Data listing:

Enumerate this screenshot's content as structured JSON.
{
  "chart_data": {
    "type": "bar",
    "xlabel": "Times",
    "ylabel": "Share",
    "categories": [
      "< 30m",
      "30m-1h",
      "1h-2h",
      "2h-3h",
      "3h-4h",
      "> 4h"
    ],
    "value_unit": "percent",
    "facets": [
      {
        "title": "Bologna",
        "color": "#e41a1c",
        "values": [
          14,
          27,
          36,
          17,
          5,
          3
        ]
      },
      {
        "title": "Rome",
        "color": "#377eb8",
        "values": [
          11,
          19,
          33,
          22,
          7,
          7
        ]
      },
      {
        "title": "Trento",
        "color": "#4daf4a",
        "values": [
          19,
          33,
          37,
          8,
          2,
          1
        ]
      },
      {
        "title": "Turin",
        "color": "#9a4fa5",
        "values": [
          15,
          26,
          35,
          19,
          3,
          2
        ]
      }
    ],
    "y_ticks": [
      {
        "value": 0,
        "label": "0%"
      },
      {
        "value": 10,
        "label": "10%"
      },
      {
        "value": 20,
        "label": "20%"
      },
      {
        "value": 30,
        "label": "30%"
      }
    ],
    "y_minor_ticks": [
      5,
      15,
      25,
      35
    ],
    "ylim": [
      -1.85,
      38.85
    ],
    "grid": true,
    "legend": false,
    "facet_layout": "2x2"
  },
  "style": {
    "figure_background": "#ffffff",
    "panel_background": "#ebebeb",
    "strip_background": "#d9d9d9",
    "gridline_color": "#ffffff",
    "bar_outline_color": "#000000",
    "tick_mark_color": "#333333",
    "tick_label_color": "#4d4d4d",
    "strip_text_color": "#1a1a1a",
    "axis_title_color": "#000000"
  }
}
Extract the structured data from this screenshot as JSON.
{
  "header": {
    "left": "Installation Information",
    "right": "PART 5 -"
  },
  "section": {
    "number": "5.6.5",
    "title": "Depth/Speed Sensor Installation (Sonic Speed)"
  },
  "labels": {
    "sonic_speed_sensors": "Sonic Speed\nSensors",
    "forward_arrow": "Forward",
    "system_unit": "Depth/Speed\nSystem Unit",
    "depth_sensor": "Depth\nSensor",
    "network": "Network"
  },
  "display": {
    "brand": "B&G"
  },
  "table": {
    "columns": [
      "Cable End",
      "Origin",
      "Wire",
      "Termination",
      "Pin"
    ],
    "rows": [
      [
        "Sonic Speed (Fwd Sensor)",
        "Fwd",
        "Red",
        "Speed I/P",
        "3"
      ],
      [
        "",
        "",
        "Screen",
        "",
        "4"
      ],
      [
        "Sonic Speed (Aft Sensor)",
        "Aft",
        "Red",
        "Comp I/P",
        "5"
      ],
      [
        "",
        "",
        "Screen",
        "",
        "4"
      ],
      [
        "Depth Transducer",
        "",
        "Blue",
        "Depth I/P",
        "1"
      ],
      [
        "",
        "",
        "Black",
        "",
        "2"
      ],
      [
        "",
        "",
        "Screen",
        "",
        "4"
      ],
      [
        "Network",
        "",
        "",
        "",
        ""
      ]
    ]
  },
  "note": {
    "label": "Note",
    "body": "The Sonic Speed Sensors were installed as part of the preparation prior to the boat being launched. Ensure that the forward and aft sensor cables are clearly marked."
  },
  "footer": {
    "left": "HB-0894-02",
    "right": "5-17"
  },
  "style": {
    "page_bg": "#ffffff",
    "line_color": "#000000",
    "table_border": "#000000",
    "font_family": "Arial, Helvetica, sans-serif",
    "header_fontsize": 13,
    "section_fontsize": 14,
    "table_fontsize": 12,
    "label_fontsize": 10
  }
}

The request:
Extract all lines of the records above that include "Sonic".

Problem solution:
    "title": "Depth/Speed Sensor Installation (Sonic Speed)"
    "sonic_speed_sensors": "Sonic Speed\nSensors",
        "Sonic Speed (Fwd Sensor)",
        "Sonic Speed (Aft Sensor)",
    "body": "The Sonic Speed Sensors were installed as part of the preparation prior to the boat being launched. Ensure that the forward and aft sensor cables are clearly marked."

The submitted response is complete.